(Dataset entries on figures)
━━━━━━

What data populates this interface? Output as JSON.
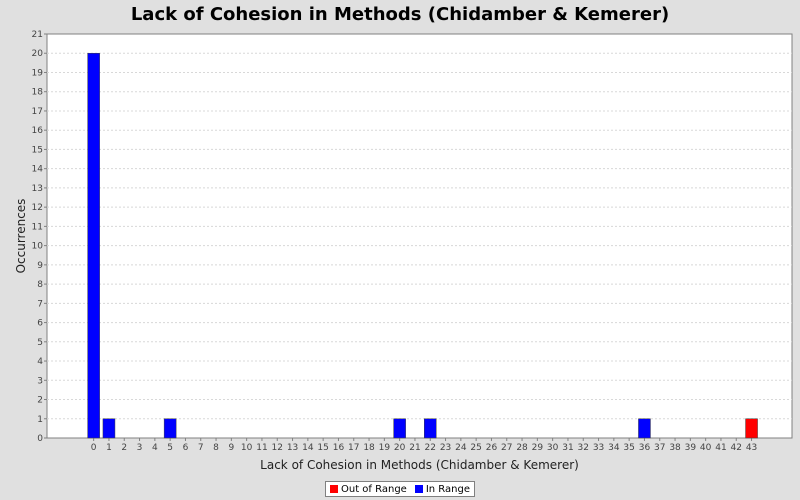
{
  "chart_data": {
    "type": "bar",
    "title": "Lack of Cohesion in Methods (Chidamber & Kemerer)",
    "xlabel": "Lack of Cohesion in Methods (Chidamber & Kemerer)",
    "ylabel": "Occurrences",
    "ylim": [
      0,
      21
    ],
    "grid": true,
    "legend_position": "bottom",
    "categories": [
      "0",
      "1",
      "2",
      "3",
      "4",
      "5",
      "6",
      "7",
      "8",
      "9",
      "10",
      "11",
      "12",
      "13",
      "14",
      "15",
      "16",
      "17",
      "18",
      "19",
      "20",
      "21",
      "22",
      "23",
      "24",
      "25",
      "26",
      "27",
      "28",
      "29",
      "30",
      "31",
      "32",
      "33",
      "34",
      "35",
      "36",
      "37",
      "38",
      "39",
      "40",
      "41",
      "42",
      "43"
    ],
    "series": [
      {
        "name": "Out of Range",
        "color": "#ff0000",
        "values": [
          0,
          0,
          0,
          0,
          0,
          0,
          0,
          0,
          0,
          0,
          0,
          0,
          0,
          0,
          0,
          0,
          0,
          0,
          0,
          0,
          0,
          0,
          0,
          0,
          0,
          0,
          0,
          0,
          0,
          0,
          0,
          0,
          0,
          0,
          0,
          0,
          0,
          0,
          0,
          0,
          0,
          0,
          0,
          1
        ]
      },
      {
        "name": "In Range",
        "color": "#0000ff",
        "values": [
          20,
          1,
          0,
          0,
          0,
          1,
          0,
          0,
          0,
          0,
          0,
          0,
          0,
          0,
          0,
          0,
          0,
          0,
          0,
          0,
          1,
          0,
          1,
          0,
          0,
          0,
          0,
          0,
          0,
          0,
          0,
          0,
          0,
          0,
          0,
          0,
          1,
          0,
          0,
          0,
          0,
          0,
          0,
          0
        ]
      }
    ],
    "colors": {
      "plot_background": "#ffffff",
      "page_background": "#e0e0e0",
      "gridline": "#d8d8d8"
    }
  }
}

━━━━━━

> **WHAT NEEDS TO BE DONE**
For this exercise, gather every line of the data that contains the word "Kemerer".

> **EXERCISE SOLUTION**
    "title": "Lack of Cohesion in Methods (Chidamber & Kemerer)",
    "xlabel": "Lack of Cohesion in Methods (Chidamber & Kemerer)",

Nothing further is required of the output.